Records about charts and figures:
** begin **

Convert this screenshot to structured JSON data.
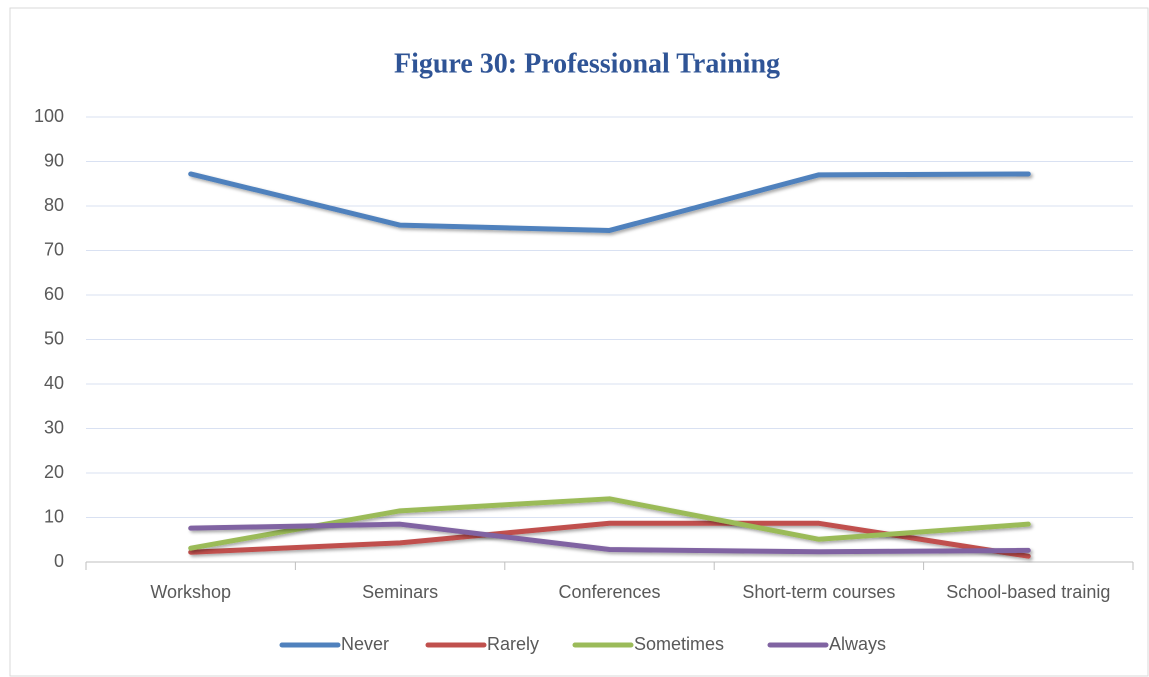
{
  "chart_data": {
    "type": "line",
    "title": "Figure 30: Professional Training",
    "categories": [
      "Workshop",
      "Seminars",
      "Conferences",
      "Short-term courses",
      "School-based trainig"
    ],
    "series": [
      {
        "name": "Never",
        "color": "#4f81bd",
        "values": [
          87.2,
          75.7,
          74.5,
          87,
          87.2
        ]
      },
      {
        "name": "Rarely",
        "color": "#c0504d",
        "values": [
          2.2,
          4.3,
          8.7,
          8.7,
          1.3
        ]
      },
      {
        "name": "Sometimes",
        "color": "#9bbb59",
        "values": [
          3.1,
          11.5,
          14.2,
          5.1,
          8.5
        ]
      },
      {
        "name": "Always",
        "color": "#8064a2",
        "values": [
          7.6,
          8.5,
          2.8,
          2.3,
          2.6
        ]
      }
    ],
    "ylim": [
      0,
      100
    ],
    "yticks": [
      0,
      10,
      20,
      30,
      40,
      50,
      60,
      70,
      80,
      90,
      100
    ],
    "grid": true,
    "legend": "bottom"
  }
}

** end **

Short task
Every entry should be returned exactly as written, minus the pictures.

The answer
Convert this screenshot to structured JSON data.
{
  "chart_data": {
    "type": "line",
    "title": "Figure 30: Professional Training",
    "categories": [
      "Workshop",
      "Seminars",
      "Conferences",
      "Short-term courses",
      "School-based trainig"
    ],
    "series": [
      {
        "name": "Never",
        "color": "#4f81bd",
        "values": [
          87.2,
          75.7,
          74.5,
          87,
          87.2
        ]
      },
      {
        "name": "Rarely",
        "color": "#c0504d",
        "values": [
          2.2,
          4.3,
          8.7,
          8.7,
          1.3
        ]
      },
      {
        "name": "Sometimes",
        "color": "#9bbb59",
        "values": [
          3.1,
          11.5,
          14.2,
          5.1,
          8.5
        ]
      },
      {
        "name": "Always",
        "color": "#8064a2",
        "values": [
          7.6,
          8.5,
          2.8,
          2.3,
          2.6
        ]
      }
    ],
    "ylim": [
      0,
      100
    ],
    "yticks": [
      0,
      10,
      20,
      30,
      40,
      50,
      60,
      70,
      80,
      90,
      100
    ],
    "grid": true,
    "legend": "bottom"
  }
}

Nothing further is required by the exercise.